• [Provided data]
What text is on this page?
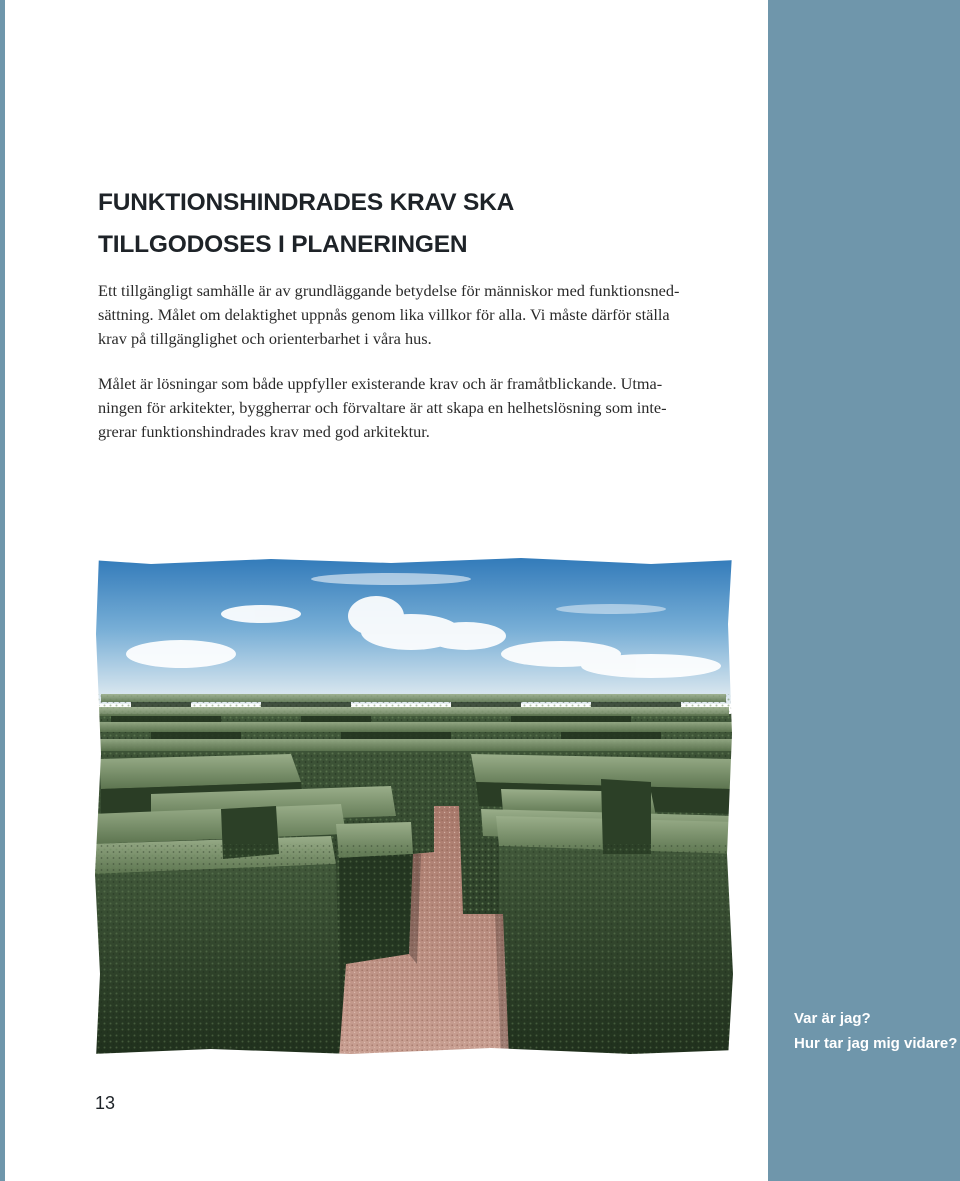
FUNKTIONSHINDRADES KRAV SKA
TILLGODOSES I PLANERINGEN

Ett tillgängligt samhälle är av grundläggande betydelse för människor med funktionsned-
sättning. Målet om delaktighet uppnås genom lika villkor för alla. Vi måste därför ställa
krav på tillgänglighet och orienterbarhet i våra hus.

Målet är lösningar som både uppfyller existerande krav och är framåtblickande. Utma-
ningen för arkitekter, byggherrar och förvaltare är att skapa en helhetslösning som inte-
grerar funktionshindrades krav med god arkitektur.

Var är jag?
Hur tar jag mig vidare?
13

• [What the task requires] All of the material goes into the answer exactly as it stands, except for the pictures.

• [Answer below]
What text is on this page?
FUNKTIONSHINDRADES KRAV SKA
TILLGODOSES I PLANERINGEN

Ett tillgängligt samhälle är av grundläggande betydelse för människor med funktionsned-
sättning. Målet om delaktighet uppnås genom lika villkor för alla. Vi måste därför ställa
krav på tillgänglighet och orienterbarhet i våra hus.

Målet är lösningar som både uppfyller existerande krav och är framåtblickande. Utma-
ningen för arkitekter, byggherrar och förvaltare är att skapa en helhetslösning som inte-
grerar funktionshindrades krav med god arkitektur.

Var är jag?
Hur tar jag mig vidare?
13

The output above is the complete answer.